== Rows
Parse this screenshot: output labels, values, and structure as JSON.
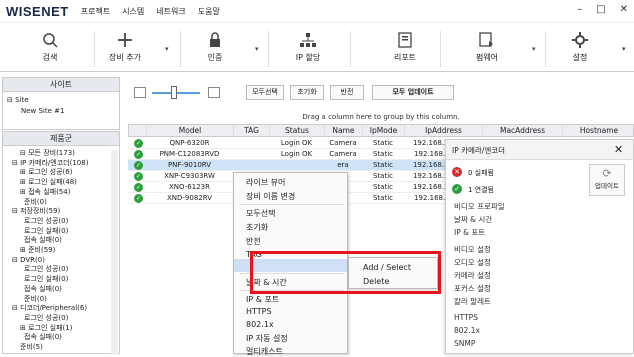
{
  "app": {
    "logo": "WISENET",
    "menu": [
      "프로젝트",
      "시스템",
      "네트워크",
      "도움말"
    ],
    "win_controls": [
      "–",
      "□",
      "✕"
    ]
  },
  "toolbar": [
    {
      "label": "검색",
      "icon": "search-icon"
    },
    {
      "label": "장비 추가",
      "icon": "plus-icon"
    },
    {
      "label": "인증",
      "icon": "lock-icon"
    },
    {
      "label": "IP 할당",
      "icon": "network-icon"
    },
    {
      "label": "리포트",
      "icon": "report-icon"
    },
    {
      "label": "펌웨어",
      "icon": "firmware-icon"
    },
    {
      "label": "설정",
      "icon": "gear-icon"
    }
  ],
  "site_panel": {
    "title": "사이트",
    "root": "Site",
    "child": "New Site #1"
  },
  "group_panel": {
    "title": "제품군",
    "tree": [
      "⊟ 모든 장비(173)",
      "⊟ IP 카메라/엔코더(108)",
      "⊞ 로그인 성공(6)",
      "⊞ 로그인 실패(48)",
      "⊞ 접속 실패(54)",
      "준비(0)",
      "⊟ 저장장비(59)",
      "로그인 성공(0)",
      "로그인 실패(0)",
      "접속 실패(0)",
      "⊞ 준비(59)",
      "⊟ DVR(0)",
      "로그인 성공(0)",
      "로그인 실패(0)",
      "접속 실패(0)",
      "준비(0)",
      "⊟ 디코더/Peripheral(6)",
      "로그인 성공(0)",
      "⊞ 로그인 실패(1)",
      "접속 실패(0)",
      "준비(5)"
    ]
  },
  "actions": {
    "select_all": "모두선택",
    "reset": "초기화",
    "invert": "반전",
    "update_all": "모두 업데이트"
  },
  "grid": {
    "drag_hint": "Drag a column here to group by this column.",
    "columns": [
      "Model",
      "TAG",
      "Status",
      "Name",
      "IpMode",
      "IpAddress",
      "MacAddress",
      "Hostname"
    ],
    "rows": [
      [
        "QNP-6320R",
        "",
        "Login OK",
        "Camera",
        "Static",
        "192.168.201.142",
        "",
        "0091"
      ],
      [
        "PNM-C12083RVD",
        "",
        "Login OK",
        "Camera",
        "Static",
        "192.168.201. 81",
        "",
        "VD-"
      ],
      [
        "PNF-9010RV",
        "",
        "",
        "era",
        "Static",
        "192.168.125.169",
        "",
        ""
      ],
      [
        "XNP-C9303RW",
        "",
        "",
        "era",
        "Static",
        "192.168.201.179",
        "",
        "-E4"
      ],
      [
        "XNO-6123R",
        "",
        "",
        "era",
        "Static",
        "192.168.201.123",
        "",
        "0091"
      ],
      [
        "XND-9082RV",
        "",
        "",
        "era",
        "Static",
        "192.168.201. 18",
        "",
        "0091"
      ]
    ]
  },
  "context_menu": {
    "items": [
      "라이브 뷰어",
      "장비 이름 변경",
      "모두선택",
      "초기화",
      "반전",
      "TAG",
      "날짜 & 시간",
      "IP & 포트",
      "HTTPS",
      "802.1x",
      "IP 자동 설정",
      "멀티캐스트"
    ],
    "sub": [
      "Add / Select",
      "Delete"
    ]
  },
  "cam_panel": {
    "title": "IP 카메라/엔코더",
    "failed": "0 실패됨",
    "connected": "1 연결됨",
    "update_btn": "업데이트",
    "items": [
      "비디오 프로파일",
      "날짜 & 시간",
      "IP & 포트",
      "비디오 설정",
      "오디오 설정",
      "카메라 설정",
      "포커스 설정",
      "칼라 팔레트",
      "HTTPS",
      "802.1x",
      "SNMP"
    ]
  },
  "colors": {
    "accent_green": "#2e9e3e",
    "highlight_red": "#e8141b",
    "failure_red": "#d62b2b",
    "selection_blue": "#cfe3f6"
  }
}
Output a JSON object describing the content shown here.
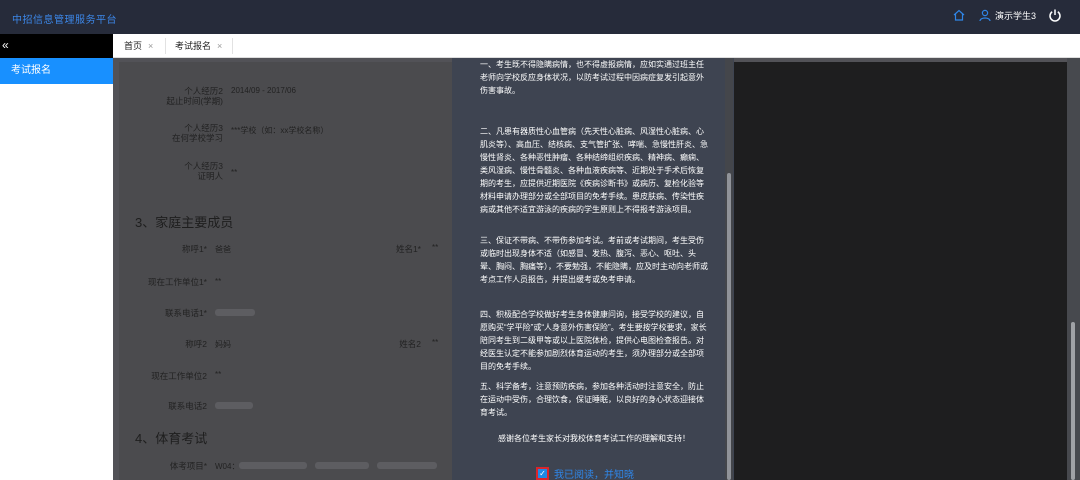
{
  "app": {
    "title": "中招信息管理服务平台"
  },
  "header": {
    "user_name": "演示学生3",
    "icons": [
      "home-icon",
      "user-icon",
      "power-icon"
    ]
  },
  "sidebar": {
    "collapse_icon": "«",
    "items": [
      {
        "label": "考试报名",
        "active": true
      }
    ]
  },
  "tabs": [
    {
      "label": "首页",
      "close": "×"
    },
    {
      "label": "考试报名",
      "close": "×"
    }
  ],
  "form": {
    "resume2": {
      "label1": "个人经历2",
      "label2": "起止时间(学期)",
      "value": "2014/09 - 2017/06"
    },
    "resume3": {
      "label1": "个人经历3",
      "label2": "在何学校学习",
      "value": "***学校（如：xx学校名称）"
    },
    "resume_witness": {
      "label1": "个人经历3",
      "label2": "证明人",
      "value": "**"
    },
    "family_section": "3、家庭主要成员",
    "member1": {
      "label": "称呼1*",
      "value": "爸爸",
      "name_label": "姓名1*",
      "name_value": "**"
    },
    "work_unit1": {
      "label": "现在工作单位1*",
      "value": "**"
    },
    "phone1": {
      "label": "联系电话1*"
    },
    "member2": {
      "label": "称呼2",
      "value": "妈妈",
      "name_label": "姓名2",
      "name_value": "**"
    },
    "work_unit2": {
      "label": "现在工作单位2",
      "value": "**"
    },
    "phone2": {
      "label": "联系电话2"
    },
    "pe_section": "4、体育考试",
    "pe_item": {
      "label": "体考项目*",
      "value": "W04："
    }
  },
  "modal": {
    "paragraphs": [
      "一、考生既不得隐瞒病情，也不得虚报病情，应如实通过班主任老师向学校反应身体状况，以防考试过程中因病症复发引起意外伤害事故。",
      "二、凡患有器质性心血管病（先天性心脏病、风湿性心脏病、心肌炎等）、高血压、结核病、支气管扩张、哮喘、急慢性肝炎、急慢性肾炎、各种恶性肿瘤、各种结缔组织疾病、精神病、癫痫、类风湿病、慢性骨髓炎、各种血液疾病等、近期处于手术后恢复期的考生，应提供近期医院《疾病诊断书》或病历、复检化验等材料申请办理部分或全部项目的免考手续。患皮肤病、传染性疾病或其他不适宜游泳的疾病的学生原则上不得报考游泳项目。",
      "三、保证不带病、不带伤参加考试。考前或考试期间，考生受伤或临时出现身体不适（如感冒、发热、腹泻、恶心、呕吐、头晕、胸闷、胸痛等），不要勉强，不能隐瞒，应及时主动向老师或考点工作人员报告，并提出缓考或免考申请。",
      "四、积极配合学校做好考生身体健康问询，接受学校的建议，自愿购买“学平险”或“人身意外伤害保险”。考生要按学校要求，家长陪同考生到二级甲等或以上医院体检，提供心电图检查报告。对经医生认定不能参加剧烈体育运动的考生，须办理部分或全部项目的免考手续。",
      "五、科学备考，注意预防疾病，参加各种活动时注意安全，防止在运动中受伤，合理饮食，保证睡眠，以良好的身心状态迎接体育考试。"
    ],
    "thanks": "感谢各位考生家长对我校体育考试工作的理解和支持！",
    "agree_text": "我已阅读，并知晓",
    "agree_checked": true,
    "checkbox_mark": "✓"
  }
}
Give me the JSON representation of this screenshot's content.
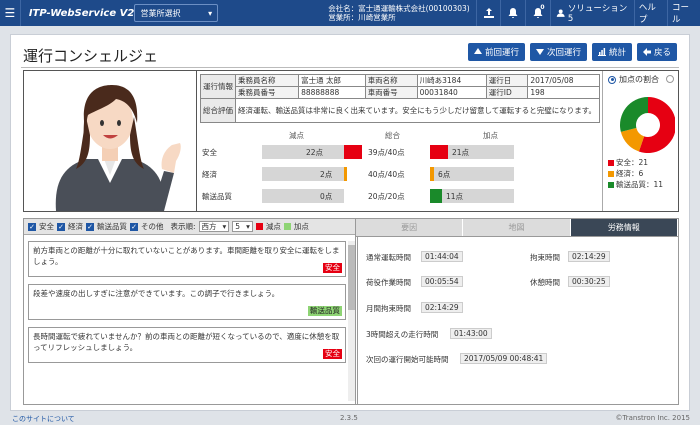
{
  "header": {
    "app_name": "ITP-WebService V2",
    "office_select": "営業所選択",
    "company_line": "会社名：富士通運輸株式会社(00100303)",
    "office_line": "営業所：川崎営業所",
    "notify_badge": "0",
    "user_name": "ソリューション5",
    "help": "ヘルプ",
    "call": "コール"
  },
  "page": {
    "title": "運行コンシェルジェ",
    "buttons": {
      "prev": "前回運行",
      "next": "次回運行",
      "stats": "統計",
      "back": "戻る"
    }
  },
  "info": {
    "group_label": "運行情報",
    "driver_name_label": "乗務員名称",
    "driver_name": "富士通 太郎",
    "vehicle_name_label": "車両名称",
    "vehicle_name": "川崎あ3184",
    "date_label": "運行日",
    "date": "2017/05/08",
    "driver_no_label": "乗務員番号",
    "driver_no": "88888888",
    "vehicle_no_label": "車両番号",
    "vehicle_no": "00031840",
    "trip_id_label": "運行ID",
    "trip_id": "198",
    "eval_label": "総合評価",
    "eval_text": "経済運転、輸送品質は非常に良く出来ています。安全にもう少しだけ留意して運転すると完璧になります。"
  },
  "scores": {
    "headers": {
      "deduct": "減点",
      "total": "総合",
      "add": "加点"
    },
    "rows": [
      {
        "label": "安全",
        "deduct_text": "22点",
        "deduct": 22,
        "total": "39点/40点",
        "add_text": "21点",
        "add": 21,
        "color": "#e60012"
      },
      {
        "label": "経済",
        "deduct_text": "2点",
        "deduct": 2,
        "total": "40点/40点",
        "add_text": "6点",
        "add": 6,
        "color": "#f39800"
      },
      {
        "label": "輸送品質",
        "deduct_text": "0点",
        "deduct": 0,
        "total": "20点/20点",
        "add_text": "11点",
        "add": 11,
        "color": "#1a8a2a"
      }
    ],
    "scale_max": 30
  },
  "pie": {
    "title": "加点の割合",
    "slices": [
      {
        "label": "安全：21",
        "value": 21,
        "color": "#e60012"
      },
      {
        "label": "経済：6",
        "value": 6,
        "color": "#f39800"
      },
      {
        "label": "輸送品質：11",
        "value": 11,
        "color": "#1a8a2a"
      }
    ]
  },
  "filters": {
    "safety": "安全",
    "economy": "経済",
    "quality": "輸送品質",
    "other": "その他",
    "order_label": "表示順:",
    "order_value": "西方",
    "count_value": "5",
    "deduct_label": "減点",
    "add_label": "加点",
    "deduct_color": "#e60012",
    "add_color": "#8ed474"
  },
  "messages": [
    {
      "text": "前方車両との距離が十分に取れていないことがあります。車間距離を取り安全に運転をしましょう。",
      "tag": "安全",
      "tag_color": "red"
    },
    {
      "text": "段差や速度の出しすぎに注意ができています。この調子で行きましょう。",
      "tag": "輸送品質",
      "tag_color": "green"
    },
    {
      "text": "長時間運転で疲れていませんか？前の車両との距離が短くなっているので、適度に休憩を取ってリフレッシュしましょう。",
      "tag": "安全",
      "tag_color": "red"
    }
  ],
  "tabs": {
    "t1": "要因",
    "t2": "地図",
    "t3": "労務情報"
  },
  "labor": {
    "drive_time_label": "通常運転時間",
    "drive_time": "01:44:04",
    "restraint_label": "拘束時間",
    "restraint": "02:14:29",
    "cargo_label": "荷役作業時間",
    "cargo": "00:05:54",
    "rest_label": "休憩時間",
    "rest": "00:30:25",
    "monthly_label": "月間拘束時間",
    "monthly": "02:14:29",
    "over3h_label": "3時間超えの走行時間",
    "over3h": "01:43:00",
    "next_start_label": "次回の運行開始可能時間",
    "next_start": "2017/05/09 00:48:41"
  },
  "footer": {
    "about": "このサイトについて",
    "version": "2.3.5",
    "copyright": "©Transtron Inc. 2015"
  }
}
====
* _What is needed_
Locate the lines above that contain "here" and copy them.

* _In response_
    "drag_hint": "Drag a column here to group by this column.",
Output a JSON object describing the content shown here.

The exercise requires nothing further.